▶ Entries supplied:
— Begin —

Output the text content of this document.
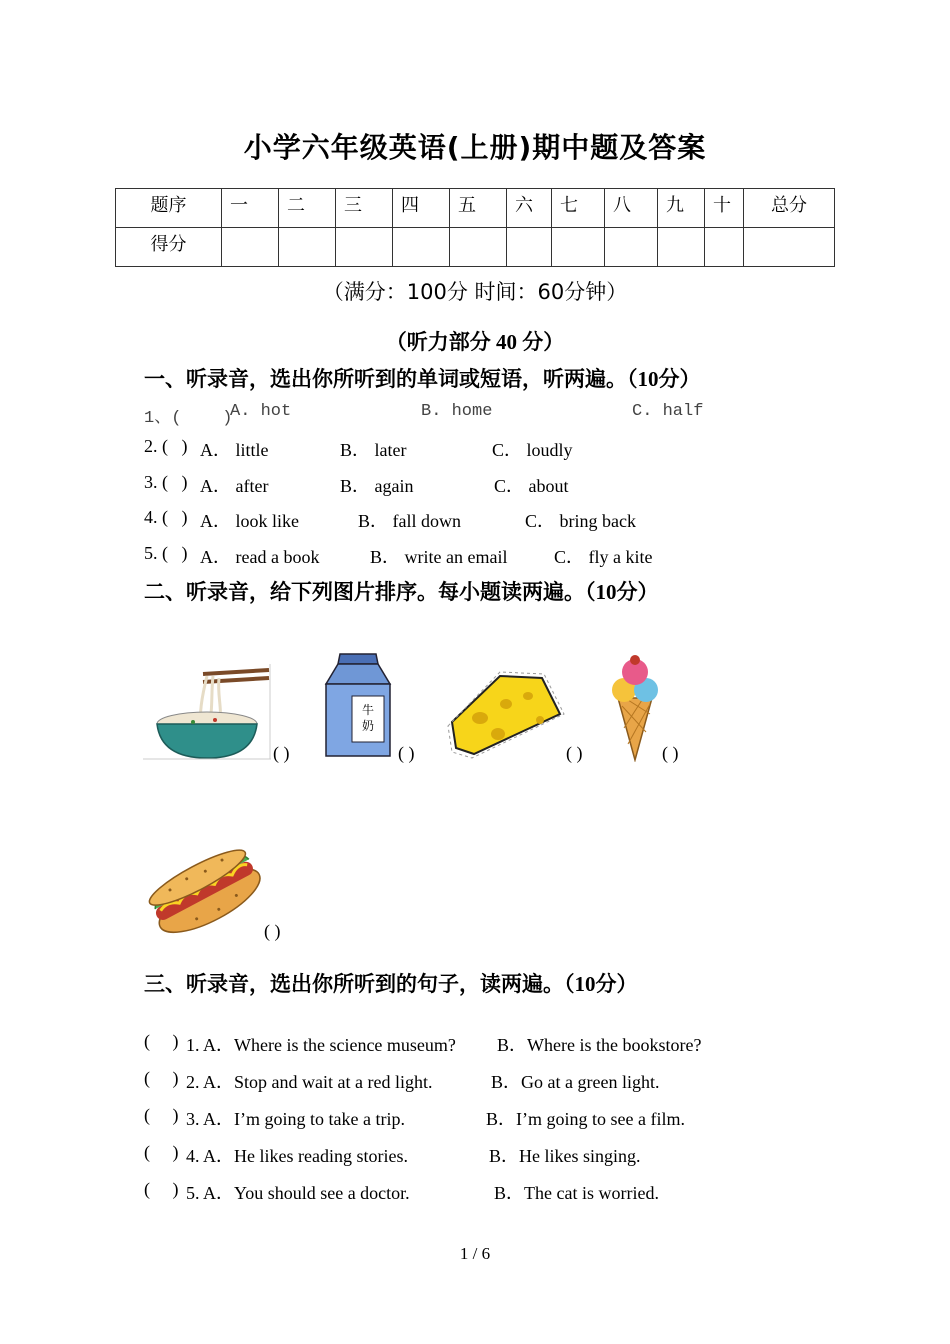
小学六年级英语(上册)期中题及答案
题序	一	二	三	四	五	六	七	八	九	十	总分
得分											
（满分：100分 时间：60分钟）
（听力部分 40 分）
一、听录音，选出你所听到的单词或短语，听两遍。（10分）
1、(    )
A. hot	B. home	C. half
2. (   ) A． little	B． later	C． loudly
3. (   ) A． after	B． again	C． about
4. (   ) A． look like	B． fall down	C． bring back
5. (   ) A． read a book	B． write an email	C． fly a kite
二、听录音，给下列图片排序。每小题读两遍。（10分）
( )
牛
奶
( )	( )	( )
( )
三、听录音，选出你所听到的句子，读两遍。（10分）
(     ) 1. A．Where is the science museum? B．Where is the bookstore?
(     ) 2. A．Stop and wait at a red light.	B．Go at a green light.
(     ) 3. A．I’m going to take a trip.	B．I’m going to see a film.
(     ) 4. A．He likes reading stories.	B．He likes singing.
(     ) 5. A．You should see a doctor.	B．The cat is worried.
1 / 6
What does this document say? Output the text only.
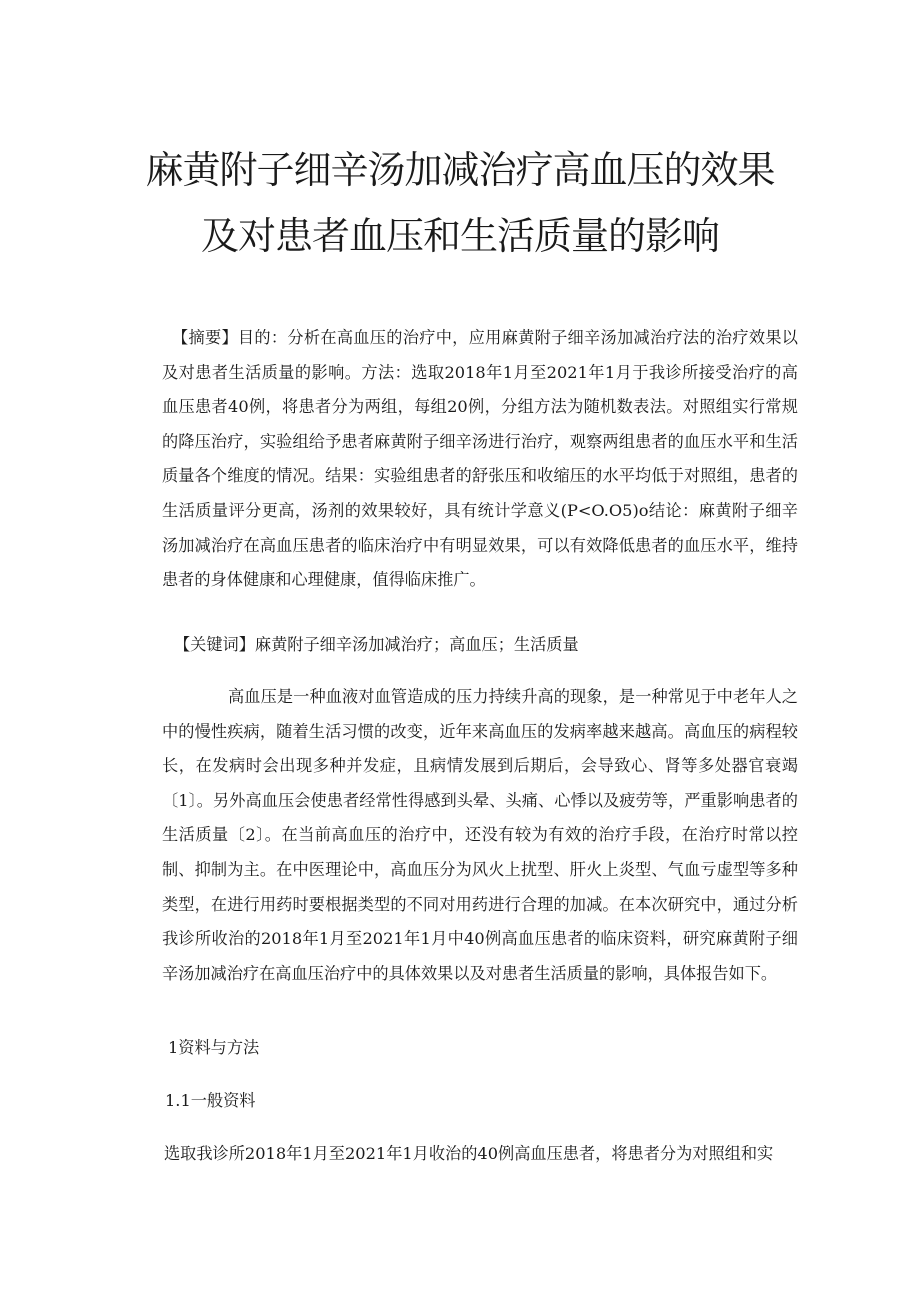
麻黄附子细辛汤加减治疗高血压的效果
及对患者血压和生活质量的影响

【摘要】目的：分析在高血压的治疗中，应用麻黄附子细辛汤加减治疗法的治疗效果以及对患者生活质量的影响。方法：选取2018年1月至2021年1月于我诊所接受治疗的高血压患者40例，将患者分为两组，每组20例，分组方法为随机数表法。对照组实行常规的降压治疗，实验组给予患者麻黄附子细辛汤进行治疗，观察两组患者的血压水平和生活质量各个维度的情况。结果：实验组患者的舒张压和收缩压的水平均低于对照组，患者的生活质量评分更高，汤剂的效果较好，具有统计学意义(P<O.O5)o结论：麻黄附子细辛汤加减治疗在高血压患者的临床治疗中有明显效果，可以有效降低患者的血压水平，维持患者的身体健康和心理健康，值得临床推广。

【关键词】麻黄附子细辛汤加减治疗；高血压；生活质量

高血压是一种血液对血管造成的压力持续升高的现象，是一种常见于中老年人之中的慢性疾病，随着生活习惯的改变，近年来高血压的发病率越来越高。高血压的病程较长，在发病时会出现多种并发症，且病情发展到后期后，会导致心、肾等多处器官衰竭〔1〕。另外高血压会使患者经常性得感到头晕、头痛、心悸以及疲劳等，严重影响患者的生活质量〔2〕。在当前高血压的治疗中，还没有较为有效的治疗手段，在治疗时常以控制、抑制为主。在中医理论中，高血压分为风火上扰型、肝火上炎型、气血亏虚型等多种类型，在进行用药时要根据类型的不同对用药进行合理的加减。在本次研究中，通过分析我诊所收治的2018年1月至2021年1月中40例高血压患者的临床资料，研究麻黄附子细辛汤加减治疗在高血压治疗中的具体效果以及对患者生活质量的影响，具体报告如下。

1资料与方法

1.1一般资料

选取我诊所2018年1月至2021年1月收治的40例高血压患者，将患者分为对照组和实
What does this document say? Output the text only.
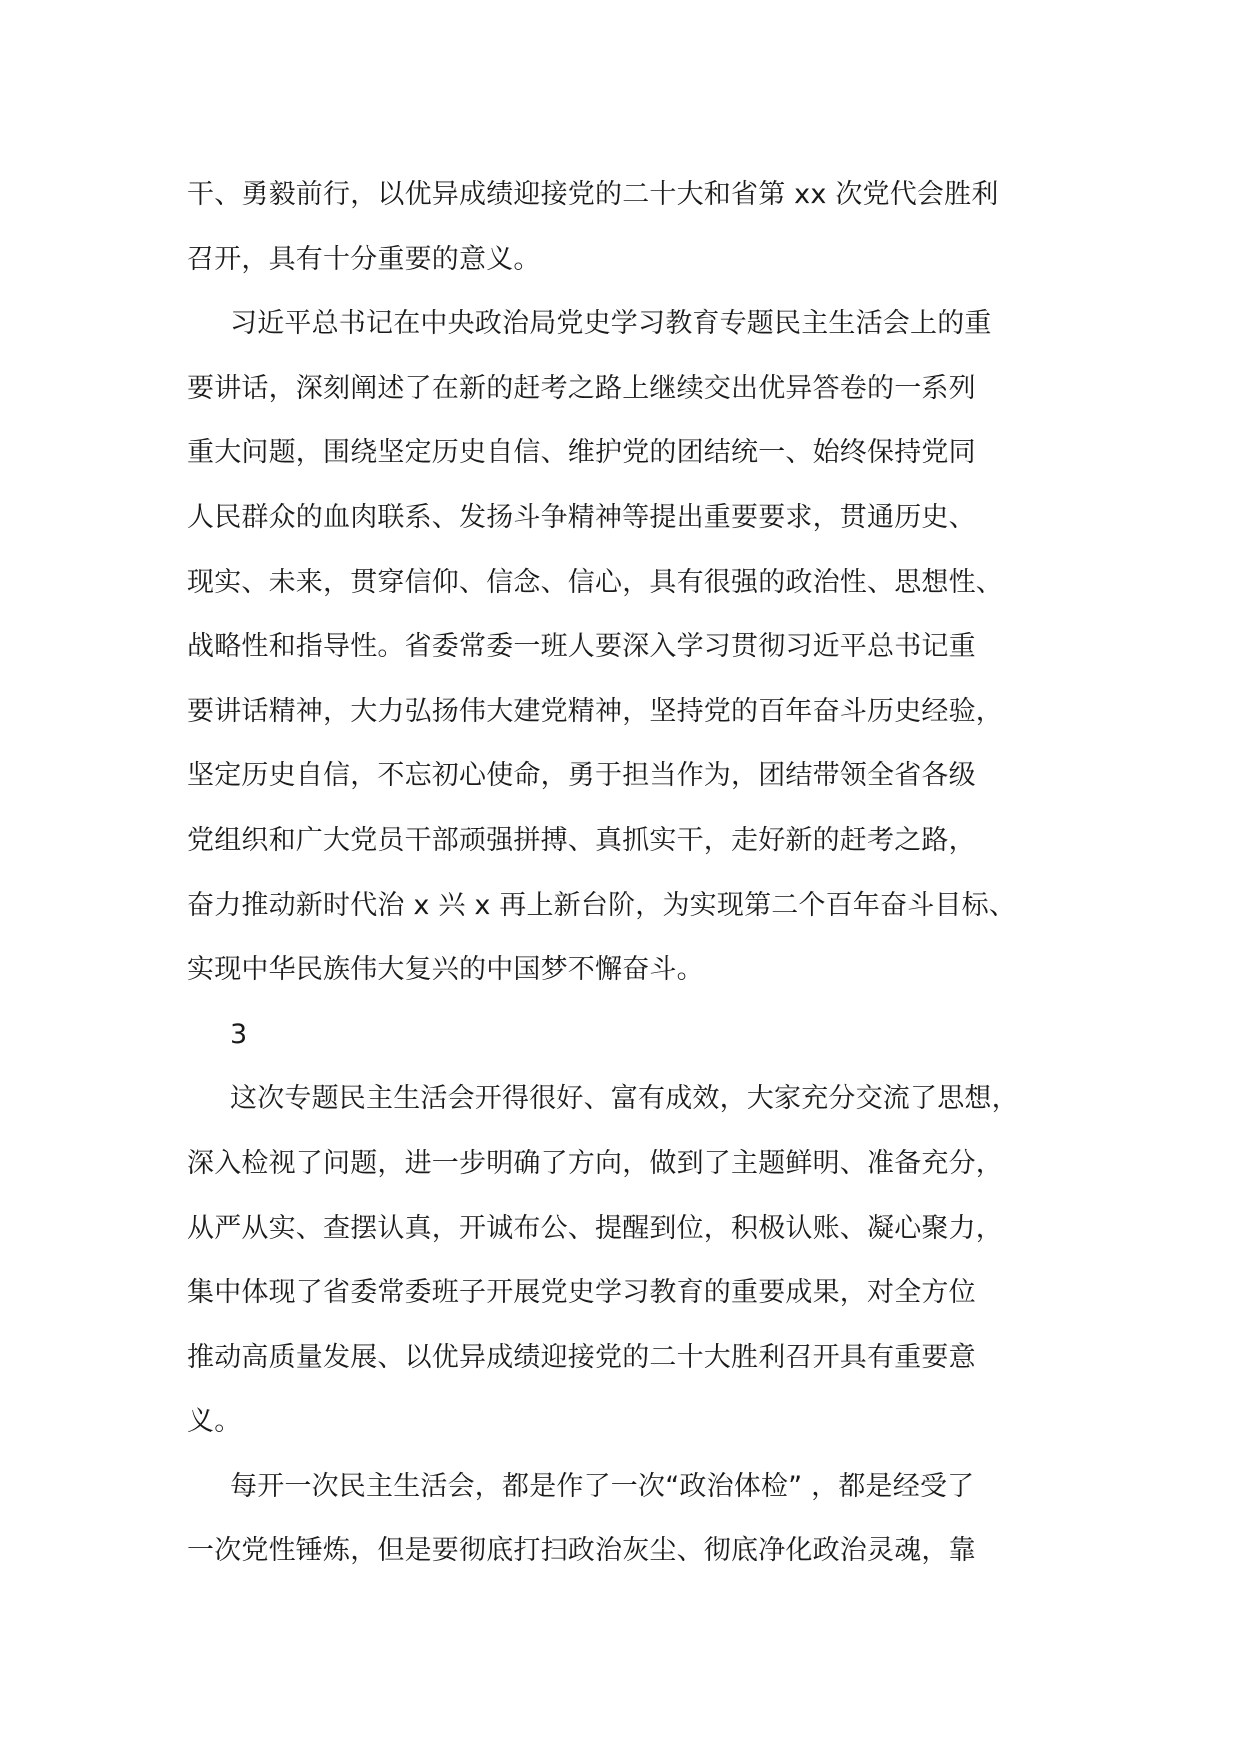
干、勇毅前行，以优异成绩迎接党的二十大和省第 xx 次党代会胜利
召开，具有十分重要的意义。
习近平总书记在中央政治局党史学习教育专题民主生活会上的重
要讲话，深刻阐述了在新的赶考之路上继续交出优异答卷的一系列
重大问题，围绕坚定历史自信、维护党的团结统一、始终保持党同
人民群众的血肉联系、发扬斗争精神等提出重要要求，贯通历史、
现实、未来，贯穿信仰、信念、信心，具有很强的政治性、思想性、
战略性和指导性。省委常委一班人要深入学习贯彻习近平总书记重
要讲话精神，大力弘扬伟大建党精神，坚持党的百年奋斗历史经验，
坚定历史自信，不忘初心使命，勇于担当作为，团结带领全省各级
党组织和广大党员干部顽强拼搏、真抓实干，走好新的赶考之路，
奋力推动新时代治 x 兴 x 再上新台阶，为实现第二个百年奋斗目标、
实现中华民族伟大复兴的中国梦不懈奋斗。
3
这次专题民主生活会开得很好、富有成效，大家充分交流了思想，
深入检视了问题，进一步明确了方向，做到了主题鲜明、准备充分，
从严从实、查摆认真，开诚布公、提醒到位，积极认账、凝心聚力，
集中体现了省委常委班子开展党史学习教育的重要成果，对全方位
推动高质量发展、以优异成绩迎接党的二十大胜利召开具有重要意
义。
每开一次民主生活会，都是作了一次“政治体检” ，都是经受了
一次党性锤炼，但是要彻底打扫政治灰尘、彻底净化政治灵魂，靠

— End —

▶ What is being asked:
Take the records above and transcribe them exactly, dropping every picture.

▶ Solution below:
Output the text content of this document.
小学六年级英语(上册)期中题及答案
题序	一	二	三	四	五	六	七	八	九	十	总分
得分											
（满分：100分 时间：60分钟）
（听力部分 40 分）
一、听录音，选出你所听到的单词或短语，听两遍。（10分）
1、(    )
A. hot	B. home	C. half
2. (   ) A． little	B． later	C． loudly
3. (   ) A． after	B． again	C． about
4. (   ) A． look like	B． fall down	C． bring back
5. (   ) A． read a book	B． write an email	C． fly a kite
二、听录音，给下列图片排序。每小题读两遍。（10分）
( )
牛
奶
( )	( )	( )
( )
三、听录音，选出你所听到的句子，读两遍。（10分）
(     ) 1. A．Where is the science museum? B．Where is the bookstore?
(     ) 2. A．Stop and wait at a red light.	B．Go at a green light.
(     ) 3. A．I’m going to take a trip.	B．I’m going to see a film.
(     ) 4. A．He likes reading stories.	B．He likes singing.
(     ) 5. A．You should see a doctor.	B．The cat is worried.
1 / 6
What does this document say? Output the text only.
麻黄附子细辛汤加减治疗高血压的效果
及对患者血压和生活质量的影响

【摘要】目的：分析在高血压的治疗中，应用麻黄附子细辛汤加减治疗法的治疗效果以及对患者生活质量的影响。方法：选取2018年1月至2021年1月于我诊所接受治疗的高血压患者40例，将患者分为两组，每组20例，分组方法为随机数表法。对照组实行常规的降压治疗，实验组给予患者麻黄附子细辛汤进行治疗，观察两组患者的血压水平和生活质量各个维度的情况。结果：实验组患者的舒张压和收缩压的水平均低于对照组，患者的生活质量评分更高，汤剂的效果较好，具有统计学意义(P<O.O5)o结论：麻黄附子细辛汤加减治疗在高血压患者的临床治疗中有明显效果，可以有效降低患者的血压水平，维持患者的身体健康和心理健康，值得临床推广。

【关键词】麻黄附子细辛汤加减治疗；高血压；生活质量

高血压是一种血液对血管造成的压力持续升高的现象，是一种常见于中老年人之中的慢性疾病，随着生活习惯的改变，近年来高血压的发病率越来越高。高血压的病程较长，在发病时会出现多种并发症，且病情发展到后期后，会导致心、肾等多处器官衰竭〔1〕。另外高血压会使患者经常性得感到头晕、头痛、心悸以及疲劳等，严重影响患者的生活质量〔2〕。在当前高血压的治疗中，还没有较为有效的治疗手段，在治疗时常以控制、抑制为主。在中医理论中，高血压分为风火上扰型、肝火上炎型、气血亏虚型等多种类型，在进行用药时要根据类型的不同对用药进行合理的加减。在本次研究中，通过分析我诊所收治的2018年1月至2021年1月中40例高血压患者的临床资料，研究麻黄附子细辛汤加减治疗在高血压治疗中的具体效果以及对患者生活质量的影响，具体报告如下。

1资料与方法

1.1一般资料

选取我诊所2018年1月至2021年1月收治的40例高血压患者，将患者分为对照组和实
What does this document say? Output the text only.
干、勇毅前行，以优异成绩迎接党的二十大和省第 xx 次党代会胜利
召开，具有十分重要的意义。
习近平总书记在中央政治局党史学习教育专题民主生活会上的重
要讲话，深刻阐述了在新的赶考之路上继续交出优异答卷的一系列
重大问题，围绕坚定历史自信、维护党的团结统一、始终保持党同
人民群众的血肉联系、发扬斗争精神等提出重要要求，贯通历史、
现实、未来，贯穿信仰、信念、信心，具有很强的政治性、思想性、
战略性和指导性。省委常委一班人要深入学习贯彻习近平总书记重
要讲话精神，大力弘扬伟大建党精神，坚持党的百年奋斗历史经验，
坚定历史自信，不忘初心使命，勇于担当作为，团结带领全省各级
党组织和广大党员干部顽强拼搏、真抓实干，走好新的赶考之路，
奋力推动新时代治 x 兴 x 再上新台阶，为实现第二个百年奋斗目标、
实现中华民族伟大复兴的中国梦不懈奋斗。
3
这次专题民主生活会开得很好、富有成效，大家充分交流了思想，
深入检视了问题，进一步明确了方向，做到了主题鲜明、准备充分，
从严从实、查摆认真，开诚布公、提醒到位，积极认账、凝心聚力，
集中体现了省委常委班子开展党史学习教育的重要成果，对全方位
推动高质量发展、以优异成绩迎接党的二十大胜利召开具有重要意
义。
每开一次民主生活会，都是作了一次“政治体检” ，都是经受了
一次党性锤炼，但是要彻底打扫政治灰尘、彻底净化政治灵魂，靠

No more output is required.